[STATED EXERCISE]
From the line containing "What does this" down to the last line of the material, return those lines verbatim and only those.

[start]

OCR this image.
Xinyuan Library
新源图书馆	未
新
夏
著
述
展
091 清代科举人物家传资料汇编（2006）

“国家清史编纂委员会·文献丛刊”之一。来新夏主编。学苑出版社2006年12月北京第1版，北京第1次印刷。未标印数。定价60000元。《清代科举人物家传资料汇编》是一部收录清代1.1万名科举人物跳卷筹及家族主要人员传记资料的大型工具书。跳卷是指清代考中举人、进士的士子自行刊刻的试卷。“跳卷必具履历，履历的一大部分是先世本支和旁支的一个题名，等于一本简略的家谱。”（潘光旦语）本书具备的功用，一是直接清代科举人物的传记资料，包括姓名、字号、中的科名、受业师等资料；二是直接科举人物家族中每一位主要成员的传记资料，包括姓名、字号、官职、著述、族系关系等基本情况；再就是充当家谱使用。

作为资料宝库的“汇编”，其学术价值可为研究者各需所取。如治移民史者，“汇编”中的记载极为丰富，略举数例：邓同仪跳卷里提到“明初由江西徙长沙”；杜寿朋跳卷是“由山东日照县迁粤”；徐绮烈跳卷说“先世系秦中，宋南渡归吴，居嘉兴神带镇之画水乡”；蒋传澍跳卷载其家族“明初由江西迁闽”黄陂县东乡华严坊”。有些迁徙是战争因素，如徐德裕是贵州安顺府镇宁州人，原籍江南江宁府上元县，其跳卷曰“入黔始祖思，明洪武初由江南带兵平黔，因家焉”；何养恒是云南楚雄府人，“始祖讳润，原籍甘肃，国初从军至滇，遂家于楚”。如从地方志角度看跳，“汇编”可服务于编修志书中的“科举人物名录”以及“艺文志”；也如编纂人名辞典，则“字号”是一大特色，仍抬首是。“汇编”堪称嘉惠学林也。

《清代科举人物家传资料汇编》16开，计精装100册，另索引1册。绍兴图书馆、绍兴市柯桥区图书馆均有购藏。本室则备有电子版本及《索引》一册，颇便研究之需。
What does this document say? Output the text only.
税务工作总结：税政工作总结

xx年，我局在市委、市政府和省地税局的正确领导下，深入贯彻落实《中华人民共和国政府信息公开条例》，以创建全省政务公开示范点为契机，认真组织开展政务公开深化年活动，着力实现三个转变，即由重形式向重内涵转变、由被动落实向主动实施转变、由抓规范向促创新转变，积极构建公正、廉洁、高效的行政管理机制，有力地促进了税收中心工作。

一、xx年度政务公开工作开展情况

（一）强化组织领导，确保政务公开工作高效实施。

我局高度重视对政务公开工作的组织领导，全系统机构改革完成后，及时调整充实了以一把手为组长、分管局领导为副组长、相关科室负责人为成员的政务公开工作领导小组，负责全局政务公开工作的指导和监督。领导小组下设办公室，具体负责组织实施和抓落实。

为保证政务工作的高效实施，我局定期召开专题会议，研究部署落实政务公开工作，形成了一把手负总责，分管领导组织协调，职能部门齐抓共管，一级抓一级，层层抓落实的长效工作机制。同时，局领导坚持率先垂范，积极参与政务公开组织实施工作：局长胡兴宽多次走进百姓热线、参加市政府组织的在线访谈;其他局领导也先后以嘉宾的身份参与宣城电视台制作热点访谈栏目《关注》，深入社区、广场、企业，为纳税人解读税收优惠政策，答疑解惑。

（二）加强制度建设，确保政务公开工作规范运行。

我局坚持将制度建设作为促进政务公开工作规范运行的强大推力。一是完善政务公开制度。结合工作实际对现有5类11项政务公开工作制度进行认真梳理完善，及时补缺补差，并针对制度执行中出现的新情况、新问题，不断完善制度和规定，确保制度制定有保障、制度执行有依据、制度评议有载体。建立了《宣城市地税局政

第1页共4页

[end]

[RESPONSE BELOW]
What does this document say? Output the text only.
税务工作总结：税政工作总结

xx年，我局在市委、市政府和省地税局的正确领导下，深入贯彻落实《中华人民共和国政府信息公开条例》，以创建全省政务公开示范点为契机，认真组织开展政务公开深化年活动，着力实现三个转变，即由重形式向重内涵转变、由被动落实向主动实施转变、由抓规范向促创新转变，积极构建公正、廉洁、高效的行政管理机制，有力地促进了税收中心工作。

一、xx年度政务公开工作开展情况

（一）强化组织领导，确保政务公开工作高效实施。

我局高度重视对政务公开工作的组织领导，全系统机构改革完成后，及时调整充实了以一把手为组长、分管局领导为副组长、相关科室负责人为成员的政务公开工作领导小组，负责全局政务公开工作的指导和监督。领导小组下设办公室，具体负责组织实施和抓落实。

为保证政务工作的高效实施，我局定期召开专题会议，研究部署落实政务公开工作，形成了一把手负总责，分管领导组织协调，职能部门齐抓共管，一级抓一级，层层抓落实的长效工作机制。同时，局领导坚持率先垂范，积极参与政务公开组织实施工作：局长胡兴宽多次走进百姓热线、参加市政府组织的在线访谈;其他局领导也先后以嘉宾的身份参与宣城电视台制作热点访谈栏目《关注》，深入社区、广场、企业，为纳税人解读税收优惠政策，答疑解惑。

（二）加强制度建设，确保政务公开工作规范运行。

我局坚持将制度建设作为促进政务公开工作规范运行的强大推力。一是完善政务公开制度。结合工作实际对现有5类11项政务公开工作制度进行认真梳理完善，及时补缺补差，并针对制度执行中出现的新情况、新问题，不断完善制度和规定，确保制度制定有保障、制度执行有依据、制度评议有载体。建立了《宣城市地税局政

第1页共4页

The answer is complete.